* _Exercise directions_
Go through the entries below and collect each line with the string "Labelled" in it.

[Stored dataset items]
====
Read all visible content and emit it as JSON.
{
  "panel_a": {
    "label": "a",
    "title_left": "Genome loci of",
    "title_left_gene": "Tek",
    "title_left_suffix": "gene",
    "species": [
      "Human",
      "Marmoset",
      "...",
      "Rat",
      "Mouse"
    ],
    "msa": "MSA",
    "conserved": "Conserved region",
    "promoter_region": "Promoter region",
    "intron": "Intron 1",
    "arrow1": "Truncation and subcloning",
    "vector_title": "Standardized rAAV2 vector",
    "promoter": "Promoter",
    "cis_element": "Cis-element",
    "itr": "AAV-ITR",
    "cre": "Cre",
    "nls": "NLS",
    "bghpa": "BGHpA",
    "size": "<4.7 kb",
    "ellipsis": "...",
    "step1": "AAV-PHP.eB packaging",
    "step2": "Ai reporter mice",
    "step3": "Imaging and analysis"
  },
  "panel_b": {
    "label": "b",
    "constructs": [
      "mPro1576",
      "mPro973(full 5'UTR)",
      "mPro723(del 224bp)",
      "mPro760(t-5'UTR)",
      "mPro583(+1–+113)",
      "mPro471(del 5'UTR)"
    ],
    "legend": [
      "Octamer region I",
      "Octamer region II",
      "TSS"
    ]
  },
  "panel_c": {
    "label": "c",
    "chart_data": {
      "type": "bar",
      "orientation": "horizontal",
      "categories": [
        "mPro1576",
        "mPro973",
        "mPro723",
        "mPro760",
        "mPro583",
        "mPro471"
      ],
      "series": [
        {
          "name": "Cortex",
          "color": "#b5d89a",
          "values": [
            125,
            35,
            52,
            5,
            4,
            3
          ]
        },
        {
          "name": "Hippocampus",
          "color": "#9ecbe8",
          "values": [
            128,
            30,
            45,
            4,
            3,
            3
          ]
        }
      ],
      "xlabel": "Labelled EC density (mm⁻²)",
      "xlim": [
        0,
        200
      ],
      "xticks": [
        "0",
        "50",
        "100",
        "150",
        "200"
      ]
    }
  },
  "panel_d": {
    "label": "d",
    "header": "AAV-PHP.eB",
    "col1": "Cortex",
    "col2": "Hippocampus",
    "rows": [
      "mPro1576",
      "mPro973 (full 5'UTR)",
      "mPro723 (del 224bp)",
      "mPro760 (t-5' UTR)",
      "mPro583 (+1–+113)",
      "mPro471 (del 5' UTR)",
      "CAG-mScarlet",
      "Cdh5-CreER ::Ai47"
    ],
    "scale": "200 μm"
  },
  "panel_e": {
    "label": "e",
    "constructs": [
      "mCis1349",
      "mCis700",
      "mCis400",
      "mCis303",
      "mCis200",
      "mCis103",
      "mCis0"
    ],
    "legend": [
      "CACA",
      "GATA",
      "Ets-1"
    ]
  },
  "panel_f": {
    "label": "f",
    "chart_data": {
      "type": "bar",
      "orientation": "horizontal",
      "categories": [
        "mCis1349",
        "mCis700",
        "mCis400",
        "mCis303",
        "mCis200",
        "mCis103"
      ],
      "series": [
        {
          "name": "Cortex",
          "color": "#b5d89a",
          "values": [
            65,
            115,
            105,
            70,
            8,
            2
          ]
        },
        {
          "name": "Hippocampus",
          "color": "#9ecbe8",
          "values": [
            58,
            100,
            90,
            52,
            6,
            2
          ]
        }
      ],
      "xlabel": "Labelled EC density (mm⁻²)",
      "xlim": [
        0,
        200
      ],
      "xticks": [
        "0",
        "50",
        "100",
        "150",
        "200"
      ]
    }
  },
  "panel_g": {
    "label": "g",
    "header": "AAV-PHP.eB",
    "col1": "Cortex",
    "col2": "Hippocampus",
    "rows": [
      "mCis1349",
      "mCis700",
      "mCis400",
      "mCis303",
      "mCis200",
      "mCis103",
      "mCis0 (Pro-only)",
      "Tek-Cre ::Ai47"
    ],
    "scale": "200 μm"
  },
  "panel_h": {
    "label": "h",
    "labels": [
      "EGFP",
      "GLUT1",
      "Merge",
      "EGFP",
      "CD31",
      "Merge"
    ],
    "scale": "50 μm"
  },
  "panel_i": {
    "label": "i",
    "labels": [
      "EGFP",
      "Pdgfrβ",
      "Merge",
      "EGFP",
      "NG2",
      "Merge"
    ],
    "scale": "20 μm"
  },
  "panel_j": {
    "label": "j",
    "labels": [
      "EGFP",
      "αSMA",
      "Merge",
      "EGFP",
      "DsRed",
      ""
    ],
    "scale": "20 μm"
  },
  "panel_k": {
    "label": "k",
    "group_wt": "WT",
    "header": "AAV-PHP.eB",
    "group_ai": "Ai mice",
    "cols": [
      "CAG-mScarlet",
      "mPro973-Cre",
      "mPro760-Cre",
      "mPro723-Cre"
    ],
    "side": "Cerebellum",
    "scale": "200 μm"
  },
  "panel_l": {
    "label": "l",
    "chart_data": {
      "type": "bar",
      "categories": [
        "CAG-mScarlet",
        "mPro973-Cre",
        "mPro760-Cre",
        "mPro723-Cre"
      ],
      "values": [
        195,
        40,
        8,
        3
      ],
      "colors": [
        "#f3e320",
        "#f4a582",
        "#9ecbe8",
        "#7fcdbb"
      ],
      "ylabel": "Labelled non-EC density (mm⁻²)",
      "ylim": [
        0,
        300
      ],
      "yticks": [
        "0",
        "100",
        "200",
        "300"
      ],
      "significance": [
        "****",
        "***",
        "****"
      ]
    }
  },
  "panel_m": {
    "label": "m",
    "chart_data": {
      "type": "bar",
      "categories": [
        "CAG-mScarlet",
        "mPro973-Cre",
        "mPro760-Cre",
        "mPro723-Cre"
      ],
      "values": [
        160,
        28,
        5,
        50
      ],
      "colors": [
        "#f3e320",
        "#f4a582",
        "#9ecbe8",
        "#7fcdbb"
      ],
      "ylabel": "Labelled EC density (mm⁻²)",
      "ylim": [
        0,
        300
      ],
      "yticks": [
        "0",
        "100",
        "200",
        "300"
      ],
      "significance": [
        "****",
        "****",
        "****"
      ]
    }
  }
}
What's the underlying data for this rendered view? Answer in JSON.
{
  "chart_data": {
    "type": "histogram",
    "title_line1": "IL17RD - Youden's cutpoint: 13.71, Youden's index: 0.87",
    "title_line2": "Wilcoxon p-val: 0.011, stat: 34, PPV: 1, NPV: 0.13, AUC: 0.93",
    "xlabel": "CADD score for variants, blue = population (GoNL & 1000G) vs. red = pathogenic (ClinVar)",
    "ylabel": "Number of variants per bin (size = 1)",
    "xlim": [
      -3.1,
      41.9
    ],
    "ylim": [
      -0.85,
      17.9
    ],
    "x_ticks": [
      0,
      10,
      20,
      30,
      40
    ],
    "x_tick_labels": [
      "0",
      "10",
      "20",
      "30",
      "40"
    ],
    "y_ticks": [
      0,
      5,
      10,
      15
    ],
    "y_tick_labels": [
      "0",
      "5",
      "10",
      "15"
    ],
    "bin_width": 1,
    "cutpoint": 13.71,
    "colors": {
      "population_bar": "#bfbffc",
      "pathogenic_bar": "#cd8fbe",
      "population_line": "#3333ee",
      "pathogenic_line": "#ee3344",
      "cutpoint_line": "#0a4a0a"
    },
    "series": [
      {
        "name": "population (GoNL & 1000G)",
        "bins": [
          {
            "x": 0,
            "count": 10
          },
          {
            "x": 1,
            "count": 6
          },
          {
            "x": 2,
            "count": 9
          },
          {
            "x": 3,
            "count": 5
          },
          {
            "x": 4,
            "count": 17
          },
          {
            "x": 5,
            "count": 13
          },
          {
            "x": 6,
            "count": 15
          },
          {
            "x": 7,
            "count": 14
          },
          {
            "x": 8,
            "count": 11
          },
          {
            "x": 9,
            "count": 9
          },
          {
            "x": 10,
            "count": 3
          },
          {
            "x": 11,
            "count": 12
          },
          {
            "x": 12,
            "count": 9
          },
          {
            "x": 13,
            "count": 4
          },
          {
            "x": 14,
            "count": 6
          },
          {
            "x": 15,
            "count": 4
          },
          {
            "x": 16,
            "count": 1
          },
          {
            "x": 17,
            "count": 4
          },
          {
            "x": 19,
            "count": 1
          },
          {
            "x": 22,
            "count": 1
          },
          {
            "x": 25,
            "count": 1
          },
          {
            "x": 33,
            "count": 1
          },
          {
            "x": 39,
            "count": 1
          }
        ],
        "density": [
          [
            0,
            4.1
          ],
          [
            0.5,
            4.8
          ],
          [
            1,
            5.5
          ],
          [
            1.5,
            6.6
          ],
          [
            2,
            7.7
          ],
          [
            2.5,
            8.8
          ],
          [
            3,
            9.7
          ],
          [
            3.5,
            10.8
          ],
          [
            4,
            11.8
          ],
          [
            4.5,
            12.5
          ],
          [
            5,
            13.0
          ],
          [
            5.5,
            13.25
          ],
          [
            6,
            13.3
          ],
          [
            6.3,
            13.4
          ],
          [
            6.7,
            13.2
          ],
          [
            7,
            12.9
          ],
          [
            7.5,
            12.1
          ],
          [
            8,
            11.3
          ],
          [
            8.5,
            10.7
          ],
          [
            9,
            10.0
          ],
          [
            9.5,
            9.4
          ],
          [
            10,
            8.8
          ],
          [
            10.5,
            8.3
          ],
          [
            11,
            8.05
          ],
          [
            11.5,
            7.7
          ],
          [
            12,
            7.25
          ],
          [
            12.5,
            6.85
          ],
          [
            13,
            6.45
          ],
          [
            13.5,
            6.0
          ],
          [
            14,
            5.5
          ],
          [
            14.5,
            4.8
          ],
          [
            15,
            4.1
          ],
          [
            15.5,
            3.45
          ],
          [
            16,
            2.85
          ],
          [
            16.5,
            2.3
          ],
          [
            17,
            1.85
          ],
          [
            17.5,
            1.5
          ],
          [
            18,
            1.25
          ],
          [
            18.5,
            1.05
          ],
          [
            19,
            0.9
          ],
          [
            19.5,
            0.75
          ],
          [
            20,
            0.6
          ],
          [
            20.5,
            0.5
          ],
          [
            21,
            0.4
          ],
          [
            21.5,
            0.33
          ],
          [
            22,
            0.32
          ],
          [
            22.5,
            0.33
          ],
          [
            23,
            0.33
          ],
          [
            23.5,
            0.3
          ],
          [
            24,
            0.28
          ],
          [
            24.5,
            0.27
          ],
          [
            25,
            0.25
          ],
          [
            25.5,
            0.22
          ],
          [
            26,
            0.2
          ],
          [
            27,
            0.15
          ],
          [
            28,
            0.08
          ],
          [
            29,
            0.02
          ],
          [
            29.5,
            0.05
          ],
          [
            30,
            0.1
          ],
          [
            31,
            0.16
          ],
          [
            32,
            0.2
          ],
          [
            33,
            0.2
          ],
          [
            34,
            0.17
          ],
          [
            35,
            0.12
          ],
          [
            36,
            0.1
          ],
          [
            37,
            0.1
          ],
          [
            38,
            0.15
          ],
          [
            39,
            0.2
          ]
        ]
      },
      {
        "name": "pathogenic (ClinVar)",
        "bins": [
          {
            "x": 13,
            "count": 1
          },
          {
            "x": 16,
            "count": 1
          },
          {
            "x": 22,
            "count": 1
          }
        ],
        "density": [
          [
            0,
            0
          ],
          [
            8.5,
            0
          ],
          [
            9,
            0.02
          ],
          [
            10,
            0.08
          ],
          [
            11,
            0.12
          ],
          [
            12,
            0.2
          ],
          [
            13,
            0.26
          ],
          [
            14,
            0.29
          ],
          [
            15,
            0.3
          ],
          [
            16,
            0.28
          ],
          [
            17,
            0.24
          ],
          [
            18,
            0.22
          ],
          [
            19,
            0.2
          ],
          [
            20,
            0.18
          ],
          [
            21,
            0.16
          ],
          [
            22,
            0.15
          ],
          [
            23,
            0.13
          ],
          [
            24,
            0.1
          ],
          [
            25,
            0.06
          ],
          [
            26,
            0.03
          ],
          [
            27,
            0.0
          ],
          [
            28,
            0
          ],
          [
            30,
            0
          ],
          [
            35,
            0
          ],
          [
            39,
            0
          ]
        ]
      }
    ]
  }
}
====
* _Written reply_
      "xlabel": "Labelled EC density (mm⁻²)",
      "xlabel": "Labelled EC density (mm⁻²)",
      "ylabel": "Labelled non-EC density (mm⁻²)",
      "ylabel": "Labelled EC density (mm⁻²)",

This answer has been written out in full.